### DESCRIPTION OF THE TASK
Find the line containing "OCR this image.". Retype it and every line after it through the end of the entries, exactly as written, with nothing added.

(Dataset entries)

· · ·

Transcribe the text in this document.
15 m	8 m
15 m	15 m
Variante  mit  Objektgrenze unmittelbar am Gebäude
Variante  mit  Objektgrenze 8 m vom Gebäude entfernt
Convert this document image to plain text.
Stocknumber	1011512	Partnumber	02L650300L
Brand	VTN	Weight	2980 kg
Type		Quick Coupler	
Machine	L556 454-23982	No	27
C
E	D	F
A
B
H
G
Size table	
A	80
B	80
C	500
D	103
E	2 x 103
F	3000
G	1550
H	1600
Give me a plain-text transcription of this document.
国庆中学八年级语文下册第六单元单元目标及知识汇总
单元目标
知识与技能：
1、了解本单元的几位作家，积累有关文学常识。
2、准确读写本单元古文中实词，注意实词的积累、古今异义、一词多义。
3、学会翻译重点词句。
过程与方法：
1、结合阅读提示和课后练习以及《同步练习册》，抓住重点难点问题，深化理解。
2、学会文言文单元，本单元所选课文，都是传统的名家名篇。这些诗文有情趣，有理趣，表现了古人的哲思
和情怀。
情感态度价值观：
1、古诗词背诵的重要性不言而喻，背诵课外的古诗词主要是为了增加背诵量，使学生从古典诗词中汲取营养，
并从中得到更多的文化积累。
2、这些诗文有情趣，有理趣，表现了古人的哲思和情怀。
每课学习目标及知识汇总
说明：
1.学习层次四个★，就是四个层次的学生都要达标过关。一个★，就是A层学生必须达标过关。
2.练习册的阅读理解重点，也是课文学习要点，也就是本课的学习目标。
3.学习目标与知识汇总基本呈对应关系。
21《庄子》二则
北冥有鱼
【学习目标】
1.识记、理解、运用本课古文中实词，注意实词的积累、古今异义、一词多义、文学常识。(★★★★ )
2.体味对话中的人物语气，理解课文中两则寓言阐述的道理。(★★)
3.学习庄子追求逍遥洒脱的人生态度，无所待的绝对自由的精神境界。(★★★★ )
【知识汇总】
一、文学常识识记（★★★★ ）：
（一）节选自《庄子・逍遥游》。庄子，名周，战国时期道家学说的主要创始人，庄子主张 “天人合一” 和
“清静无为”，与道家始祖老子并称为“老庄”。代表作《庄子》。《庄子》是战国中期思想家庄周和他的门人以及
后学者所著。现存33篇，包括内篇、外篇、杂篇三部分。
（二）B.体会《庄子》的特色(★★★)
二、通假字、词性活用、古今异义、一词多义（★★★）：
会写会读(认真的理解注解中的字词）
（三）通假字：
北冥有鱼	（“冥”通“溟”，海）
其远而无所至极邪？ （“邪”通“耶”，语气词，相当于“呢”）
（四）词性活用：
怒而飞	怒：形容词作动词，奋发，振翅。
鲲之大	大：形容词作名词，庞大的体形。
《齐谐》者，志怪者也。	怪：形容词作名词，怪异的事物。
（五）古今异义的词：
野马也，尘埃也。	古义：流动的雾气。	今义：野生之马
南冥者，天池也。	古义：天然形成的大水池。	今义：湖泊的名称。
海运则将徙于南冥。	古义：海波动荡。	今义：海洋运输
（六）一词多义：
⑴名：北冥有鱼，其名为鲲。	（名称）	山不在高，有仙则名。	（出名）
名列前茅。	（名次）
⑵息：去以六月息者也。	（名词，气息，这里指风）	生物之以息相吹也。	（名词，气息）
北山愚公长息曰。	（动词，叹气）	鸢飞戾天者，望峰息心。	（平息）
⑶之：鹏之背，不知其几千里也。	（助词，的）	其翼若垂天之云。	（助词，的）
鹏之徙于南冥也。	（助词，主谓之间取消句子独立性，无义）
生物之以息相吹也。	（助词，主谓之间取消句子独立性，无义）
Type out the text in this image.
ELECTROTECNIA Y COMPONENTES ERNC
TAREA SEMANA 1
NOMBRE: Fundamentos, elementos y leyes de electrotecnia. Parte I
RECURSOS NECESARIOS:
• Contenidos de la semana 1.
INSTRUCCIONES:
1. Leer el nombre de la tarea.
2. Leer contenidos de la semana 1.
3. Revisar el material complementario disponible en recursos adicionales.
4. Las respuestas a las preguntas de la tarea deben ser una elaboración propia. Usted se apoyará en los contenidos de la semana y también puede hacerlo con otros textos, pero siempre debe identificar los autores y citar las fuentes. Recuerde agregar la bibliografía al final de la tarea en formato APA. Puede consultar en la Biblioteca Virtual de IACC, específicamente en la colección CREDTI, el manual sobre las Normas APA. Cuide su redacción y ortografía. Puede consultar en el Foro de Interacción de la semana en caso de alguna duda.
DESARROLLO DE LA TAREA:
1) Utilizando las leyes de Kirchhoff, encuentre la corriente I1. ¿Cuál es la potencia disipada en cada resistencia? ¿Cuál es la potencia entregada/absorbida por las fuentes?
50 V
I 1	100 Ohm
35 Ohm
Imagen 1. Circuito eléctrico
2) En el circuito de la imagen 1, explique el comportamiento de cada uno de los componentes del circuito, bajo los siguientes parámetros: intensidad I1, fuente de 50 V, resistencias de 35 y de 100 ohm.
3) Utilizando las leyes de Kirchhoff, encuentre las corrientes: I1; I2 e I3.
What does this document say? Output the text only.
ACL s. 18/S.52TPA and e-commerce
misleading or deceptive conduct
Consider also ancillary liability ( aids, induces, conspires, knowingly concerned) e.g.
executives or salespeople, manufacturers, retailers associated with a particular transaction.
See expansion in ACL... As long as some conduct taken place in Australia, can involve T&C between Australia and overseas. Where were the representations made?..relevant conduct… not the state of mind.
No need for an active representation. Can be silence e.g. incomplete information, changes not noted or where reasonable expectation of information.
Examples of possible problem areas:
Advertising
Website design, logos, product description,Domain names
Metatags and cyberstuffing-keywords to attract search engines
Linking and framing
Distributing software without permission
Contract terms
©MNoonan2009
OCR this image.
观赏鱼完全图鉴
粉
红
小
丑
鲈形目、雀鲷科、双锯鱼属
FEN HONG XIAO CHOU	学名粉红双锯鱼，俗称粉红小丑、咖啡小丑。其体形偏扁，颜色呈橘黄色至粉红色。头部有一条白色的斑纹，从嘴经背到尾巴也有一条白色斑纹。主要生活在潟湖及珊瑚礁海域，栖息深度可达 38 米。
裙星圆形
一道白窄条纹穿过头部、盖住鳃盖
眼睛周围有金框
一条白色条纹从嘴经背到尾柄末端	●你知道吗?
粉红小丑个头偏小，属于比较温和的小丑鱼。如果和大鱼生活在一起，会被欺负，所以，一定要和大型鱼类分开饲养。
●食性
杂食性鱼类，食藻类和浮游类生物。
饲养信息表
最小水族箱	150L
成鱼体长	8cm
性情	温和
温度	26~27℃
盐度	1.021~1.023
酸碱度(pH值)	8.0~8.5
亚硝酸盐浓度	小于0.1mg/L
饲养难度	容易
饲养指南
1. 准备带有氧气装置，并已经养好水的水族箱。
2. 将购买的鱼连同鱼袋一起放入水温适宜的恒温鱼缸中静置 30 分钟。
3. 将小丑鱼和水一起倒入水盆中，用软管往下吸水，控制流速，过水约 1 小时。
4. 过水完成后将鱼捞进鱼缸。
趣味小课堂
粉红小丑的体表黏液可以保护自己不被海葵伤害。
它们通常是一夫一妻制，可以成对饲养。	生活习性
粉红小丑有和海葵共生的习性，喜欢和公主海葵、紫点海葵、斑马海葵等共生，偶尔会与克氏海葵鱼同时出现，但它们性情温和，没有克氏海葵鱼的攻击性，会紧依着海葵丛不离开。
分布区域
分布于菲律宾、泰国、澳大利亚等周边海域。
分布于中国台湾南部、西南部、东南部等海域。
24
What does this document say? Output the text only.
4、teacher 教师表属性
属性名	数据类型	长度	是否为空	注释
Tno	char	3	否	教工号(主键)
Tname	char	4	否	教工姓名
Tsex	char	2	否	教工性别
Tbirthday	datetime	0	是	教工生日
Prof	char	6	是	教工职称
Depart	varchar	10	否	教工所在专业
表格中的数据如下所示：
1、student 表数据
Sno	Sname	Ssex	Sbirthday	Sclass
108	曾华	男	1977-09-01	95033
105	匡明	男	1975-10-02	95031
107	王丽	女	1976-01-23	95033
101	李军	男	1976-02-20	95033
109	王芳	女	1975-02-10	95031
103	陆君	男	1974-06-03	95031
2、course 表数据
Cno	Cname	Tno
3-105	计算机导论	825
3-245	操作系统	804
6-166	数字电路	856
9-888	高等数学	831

· · ·

### FULL ANSWER
OCR this image.
观赏鱼完全图鉴
粉
红
小
丑
鲈形目、雀鲷科、双锯鱼属
FEN HONG XIAO CHOU	学名粉红双锯鱼，俗称粉红小丑、咖啡小丑。其体形偏扁，颜色呈橘黄色至粉红色。头部有一条白色的斑纹，从嘴经背到尾巴也有一条白色斑纹。主要生活在潟湖及珊瑚礁海域，栖息深度可达 38 米。
裙星圆形
一道白窄条纹穿过头部、盖住鳃盖
眼睛周围有金框
一条白色条纹从嘴经背到尾柄末端	●你知道吗?
粉红小丑个头偏小，属于比较温和的小丑鱼。如果和大鱼生活在一起，会被欺负，所以，一定要和大型鱼类分开饲养。
●食性
杂食性鱼类，食藻类和浮游类生物。
饲养信息表
最小水族箱	150L
成鱼体长	8cm
性情	温和
温度	26~27℃
盐度	1.021~1.023
酸碱度(pH值)	8.0~8.5
亚硝酸盐浓度	小于0.1mg/L
饲养难度	容易
饲养指南
1. 准备带有氧气装置，并已经养好水的水族箱。
2. 将购买的鱼连同鱼袋一起放入水温适宜的恒温鱼缸中静置 30 分钟。
3. 将小丑鱼和水一起倒入水盆中，用软管往下吸水，控制流速，过水约 1 小时。
4. 过水完成后将鱼捞进鱼缸。
趣味小课堂
粉红小丑的体表黏液可以保护自己不被海葵伤害。
它们通常是一夫一妻制，可以成对饲养。	生活习性
粉红小丑有和海葵共生的习性，喜欢和公主海葵、紫点海葵、斑马海葵等共生，偶尔会与克氏海葵鱼同时出现，但它们性情温和，没有克氏海葵鱼的攻击性，会紧依着海葵丛不离开。
分布区域
分布于菲律宾、泰国、澳大利亚等周边海域。
分布于中国台湾南部、西南部、东南部等海域。
24
What does this document say? Output the text only.
4、teacher 教师表属性
属性名	数据类型	长度	是否为空	注释
Tno	char	3	否	教工号(主键)
Tname	char	4	否	教工姓名
Tsex	char	2	否	教工性别
Tbirthday	datetime	0	是	教工生日
Prof	char	6	是	教工职称
Depart	varchar	10	否	教工所在专业
表格中的数据如下所示：
1、student 表数据
Sno	Sname	Ssex	Sbirthday	Sclass
108	曾华	男	1977-09-01	95033
105	匡明	男	1975-10-02	95031
107	王丽	女	1976-01-23	95033
101	李军	男	1976-02-20	95033
109	王芳	女	1975-02-10	95031
103	陆君	男	1974-06-03	95031
2、course 表数据
Cno	Cname	Tno
3-105	计算机导论	825
3-245	操作系统	804
6-166	数字电路	856
9-888	高等数学	831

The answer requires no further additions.